# Listed entries start

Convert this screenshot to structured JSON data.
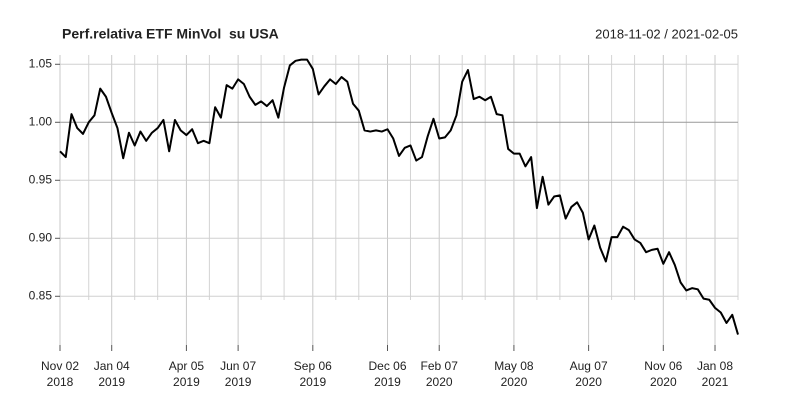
{
  "chart_data": {
    "type": "line",
    "title": "Perf.relativa ETF MinVol  su USA",
    "date_range": "2018-11-02 / 2021-02-05",
    "color": "#000000",
    "grid": true,
    "x": [
      "2018-11-02",
      "2018-11-09",
      "2018-11-16",
      "2018-11-23",
      "2018-11-30",
      "2018-12-07",
      "2018-12-14",
      "2018-12-21",
      "2018-12-28",
      "2019-01-04",
      "2019-01-11",
      "2019-01-18",
      "2019-01-25",
      "2019-02-01",
      "2019-02-08",
      "2019-02-15",
      "2019-02-22",
      "2019-03-01",
      "2019-03-08",
      "2019-03-15",
      "2019-03-22",
      "2019-03-29",
      "2019-04-05",
      "2019-04-12",
      "2019-04-19",
      "2019-04-26",
      "2019-05-03",
      "2019-05-10",
      "2019-05-17",
      "2019-05-24",
      "2019-05-31",
      "2019-06-07",
      "2019-06-14",
      "2019-06-21",
      "2019-06-28",
      "2019-07-05",
      "2019-07-12",
      "2019-07-19",
      "2019-07-26",
      "2019-08-02",
      "2019-08-09",
      "2019-08-16",
      "2019-08-23",
      "2019-08-30",
      "2019-09-06",
      "2019-09-13",
      "2019-09-20",
      "2019-09-27",
      "2019-10-04",
      "2019-10-11",
      "2019-10-18",
      "2019-10-25",
      "2019-11-01",
      "2019-11-08",
      "2019-11-15",
      "2019-11-22",
      "2019-11-29",
      "2019-12-06",
      "2019-12-13",
      "2019-12-20",
      "2019-12-27",
      "2020-01-03",
      "2020-01-10",
      "2020-01-17",
      "2020-01-24",
      "2020-01-31",
      "2020-02-07",
      "2020-02-14",
      "2020-02-21",
      "2020-02-28",
      "2020-03-06",
      "2020-03-13",
      "2020-03-20",
      "2020-03-27",
      "2020-04-03",
      "2020-04-10",
      "2020-04-17",
      "2020-04-24",
      "2020-05-01",
      "2020-05-08",
      "2020-05-15",
      "2020-05-22",
      "2020-05-29",
      "2020-06-05",
      "2020-06-12",
      "2020-06-19",
      "2020-06-26",
      "2020-07-03",
      "2020-07-10",
      "2020-07-17",
      "2020-07-24",
      "2020-07-31",
      "2020-08-07",
      "2020-08-14",
      "2020-08-21",
      "2020-08-28",
      "2020-09-04",
      "2020-09-11",
      "2020-09-18",
      "2020-09-25",
      "2020-10-02",
      "2020-10-09",
      "2020-10-16",
      "2020-10-23",
      "2020-10-30",
      "2020-11-06",
      "2020-11-13",
      "2020-11-20",
      "2020-11-27",
      "2020-12-04",
      "2020-12-11",
      "2020-12-18",
      "2020-12-25",
      "2021-01-01",
      "2021-01-08",
      "2021-01-15",
      "2021-01-22",
      "2021-01-29",
      "2021-02-05"
    ],
    "values": [
      0.975,
      0.97,
      1.007,
      0.995,
      0.99,
      1.0,
      1.006,
      1.029,
      1.022,
      1.008,
      0.995,
      0.969,
      0.991,
      0.98,
      0.992,
      0.984,
      0.991,
      0.995,
      1.002,
      0.975,
      1.002,
      0.993,
      0.989,
      0.994,
      0.982,
      0.984,
      0.982,
      1.013,
      1.004,
      1.032,
      1.029,
      1.037,
      1.033,
      1.022,
      1.015,
      1.018,
      1.014,
      1.019,
      1.004,
      1.03,
      1.049,
      1.053,
      1.054,
      1.054,
      1.046,
      1.024,
      1.031,
      1.037,
      1.033,
      1.039,
      1.035,
      1.016,
      1.01,
      0.993,
      0.992,
      0.993,
      0.992,
      0.994,
      0.986,
      0.971,
      0.978,
      0.98,
      0.967,
      0.97,
      0.988,
      1.003,
      0.986,
      0.987,
      0.993,
      1.006,
      1.035,
      1.045,
      1.02,
      1.022,
      1.019,
      1.022,
      1.007,
      1.006,
      0.977,
      0.973,
      0.973,
      0.962,
      0.97,
      0.926,
      0.953,
      0.929,
      0.936,
      0.937,
      0.917,
      0.927,
      0.931,
      0.922,
      0.899,
      0.911,
      0.892,
      0.88,
      0.901,
      0.901,
      0.91,
      0.907,
      0.899,
      0.896,
      0.888,
      0.89,
      0.891,
      0.878,
      0.888,
      0.877,
      0.862,
      0.855,
      0.857,
      0.856,
      0.848,
      0.847,
      0.84,
      0.836,
      0.827,
      0.834,
      0.817
    ],
    "xlim": [
      "2018-11-02",
      "2021-02-05"
    ],
    "ylim": [
      0.808,
      1.058
    ],
    "yticks": [
      0.85,
      {
        "value": 0.9,
        "label": "0.90"
      },
      0.95,
      {
        "value": 1.0,
        "label": "1.00"
      },
      1.05
    ],
    "xticks": [
      {
        "value": "2018-11-02",
        "label": [
          "Nov 02",
          "2018"
        ]
      },
      {
        "value": "2019-01-04",
        "label": [
          "Jan 04",
          "2019"
        ]
      },
      {
        "value": "2019-04-05",
        "label": [
          "Apr 05",
          "2019"
        ]
      },
      {
        "value": "2019-06-07",
        "label": [
          "Jun 07",
          "2019"
        ]
      },
      {
        "value": "2019-09-06",
        "label": [
          "Sep 06",
          "2019"
        ]
      },
      {
        "value": "2019-12-06",
        "label": [
          "Dec 06",
          "2019"
        ]
      },
      {
        "value": "2020-02-07",
        "label": [
          "Feb 07",
          "2020"
        ]
      },
      {
        "value": "2020-05-08",
        "label": [
          "May 08",
          "2020"
        ]
      },
      {
        "value": "2020-08-07",
        "label": [
          "Aug 07",
          "2020"
        ]
      },
      {
        "value": "2020-11-06",
        "label": [
          "Nov 06",
          "2020"
        ]
      },
      {
        "value": "2021-01-08",
        "label": [
          "Jan 08",
          "2021"
        ]
      }
    ],
    "xminorticks": [
      "2018-12-07",
      "2019-02-01",
      "2019-03-01",
      "2019-05-03",
      "2019-07-05",
      "2019-08-02",
      "2019-10-04",
      "2019-11-01",
      "2020-01-03",
      "2020-03-06",
      "2020-04-03",
      "2020-06-05",
      "2020-07-03",
      "2020-09-04",
      "2020-10-02",
      "2020-12-04",
      "2021-02-05"
    ]
  }
}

# Listed entries end

▶ [Exercise task]
Drop the images and quote the entries word for word.

▶ [Final result]
Convert this screenshot to structured JSON data.
{
  "chart_data": {
    "type": "line",
    "title": "Perf.relativa ETF MinVol  su USA",
    "date_range": "2018-11-02 / 2021-02-05",
    "color": "#000000",
    "grid": true,
    "x": [
      "2018-11-02",
      "2018-11-09",
      "2018-11-16",
      "2018-11-23",
      "2018-11-30",
      "2018-12-07",
      "2018-12-14",
      "2018-12-21",
      "2018-12-28",
      "2019-01-04",
      "2019-01-11",
      "2019-01-18",
      "2019-01-25",
      "2019-02-01",
      "2019-02-08",
      "2019-02-15",
      "2019-02-22",
      "2019-03-01",
      "2019-03-08",
      "2019-03-15",
      "2019-03-22",
      "2019-03-29",
      "2019-04-05",
      "2019-04-12",
      "2019-04-19",
      "2019-04-26",
      "2019-05-03",
      "2019-05-10",
      "2019-05-17",
      "2019-05-24",
      "2019-05-31",
      "2019-06-07",
      "2019-06-14",
      "2019-06-21",
      "2019-06-28",
      "2019-07-05",
      "2019-07-12",
      "2019-07-19",
      "2019-07-26",
      "2019-08-02",
      "2019-08-09",
      "2019-08-16",
      "2019-08-23",
      "2019-08-30",
      "2019-09-06",
      "2019-09-13",
      "2019-09-20",
      "2019-09-27",
      "2019-10-04",
      "2019-10-11",
      "2019-10-18",
      "2019-10-25",
      "2019-11-01",
      "2019-11-08",
      "2019-11-15",
      "2019-11-22",
      "2019-11-29",
      "2019-12-06",
      "2019-12-13",
      "2019-12-20",
      "2019-12-27",
      "2020-01-03",
      "2020-01-10",
      "2020-01-17",
      "2020-01-24",
      "2020-01-31",
      "2020-02-07",
      "2020-02-14",
      "2020-02-21",
      "2020-02-28",
      "2020-03-06",
      "2020-03-13",
      "2020-03-20",
      "2020-03-27",
      "2020-04-03",
      "2020-04-10",
      "2020-04-17",
      "2020-04-24",
      "2020-05-01",
      "2020-05-08",
      "2020-05-15",
      "2020-05-22",
      "2020-05-29",
      "2020-06-05",
      "2020-06-12",
      "2020-06-19",
      "2020-06-26",
      "2020-07-03",
      "2020-07-10",
      "2020-07-17",
      "2020-07-24",
      "2020-07-31",
      "2020-08-07",
      "2020-08-14",
      "2020-08-21",
      "2020-08-28",
      "2020-09-04",
      "2020-09-11",
      "2020-09-18",
      "2020-09-25",
      "2020-10-02",
      "2020-10-09",
      "2020-10-16",
      "2020-10-23",
      "2020-10-30",
      "2020-11-06",
      "2020-11-13",
      "2020-11-20",
      "2020-11-27",
      "2020-12-04",
      "2020-12-11",
      "2020-12-18",
      "2020-12-25",
      "2021-01-01",
      "2021-01-08",
      "2021-01-15",
      "2021-01-22",
      "2021-01-29",
      "2021-02-05"
    ],
    "values": [
      0.975,
      0.97,
      1.007,
      0.995,
      0.99,
      1.0,
      1.006,
      1.029,
      1.022,
      1.008,
      0.995,
      0.969,
      0.991,
      0.98,
      0.992,
      0.984,
      0.991,
      0.995,
      1.002,
      0.975,
      1.002,
      0.993,
      0.989,
      0.994,
      0.982,
      0.984,
      0.982,
      1.013,
      1.004,
      1.032,
      1.029,
      1.037,
      1.033,
      1.022,
      1.015,
      1.018,
      1.014,
      1.019,
      1.004,
      1.03,
      1.049,
      1.053,
      1.054,
      1.054,
      1.046,
      1.024,
      1.031,
      1.037,
      1.033,
      1.039,
      1.035,
      1.016,
      1.01,
      0.993,
      0.992,
      0.993,
      0.992,
      0.994,
      0.986,
      0.971,
      0.978,
      0.98,
      0.967,
      0.97,
      0.988,
      1.003,
      0.986,
      0.987,
      0.993,
      1.006,
      1.035,
      1.045,
      1.02,
      1.022,
      1.019,
      1.022,
      1.007,
      1.006,
      0.977,
      0.973,
      0.973,
      0.962,
      0.97,
      0.926,
      0.953,
      0.929,
      0.936,
      0.937,
      0.917,
      0.927,
      0.931,
      0.922,
      0.899,
      0.911,
      0.892,
      0.88,
      0.901,
      0.901,
      0.91,
      0.907,
      0.899,
      0.896,
      0.888,
      0.89,
      0.891,
      0.878,
      0.888,
      0.877,
      0.862,
      0.855,
      0.857,
      0.856,
      0.848,
      0.847,
      0.84,
      0.836,
      0.827,
      0.834,
      0.817
    ],
    "xlim": [
      "2018-11-02",
      "2021-02-05"
    ],
    "ylim": [
      0.808,
      1.058
    ],
    "yticks": [
      0.85,
      {
        "value": 0.9,
        "label": "0.90"
      },
      0.95,
      {
        "value": 1.0,
        "label": "1.00"
      },
      1.05
    ],
    "xticks": [
      {
        "value": "2018-11-02",
        "label": [
          "Nov 02",
          "2018"
        ]
      },
      {
        "value": "2019-01-04",
        "label": [
          "Jan 04",
          "2019"
        ]
      },
      {
        "value": "2019-04-05",
        "label": [
          "Apr 05",
          "2019"
        ]
      },
      {
        "value": "2019-06-07",
        "label": [
          "Jun 07",
          "2019"
        ]
      },
      {
        "value": "2019-09-06",
        "label": [
          "Sep 06",
          "2019"
        ]
      },
      {
        "value": "2019-12-06",
        "label": [
          "Dec 06",
          "2019"
        ]
      },
      {
        "value": "2020-02-07",
        "label": [
          "Feb 07",
          "2020"
        ]
      },
      {
        "value": "2020-05-08",
        "label": [
          "May 08",
          "2020"
        ]
      },
      {
        "value": "2020-08-07",
        "label": [
          "Aug 07",
          "2020"
        ]
      },
      {
        "value": "2020-11-06",
        "label": [
          "Nov 06",
          "2020"
        ]
      },
      {
        "value": "2021-01-08",
        "label": [
          "Jan 08",
          "2021"
        ]
      }
    ],
    "xminorticks": [
      "2018-12-07",
      "2019-02-01",
      "2019-03-01",
      "2019-05-03",
      "2019-07-05",
      "2019-08-02",
      "2019-10-04",
      "2019-11-01",
      "2020-01-03",
      "2020-03-06",
      "2020-04-03",
      "2020-06-05",
      "2020-07-03",
      "2020-09-04",
      "2020-10-02",
      "2020-12-04",
      "2021-02-05"
    ]
  }
}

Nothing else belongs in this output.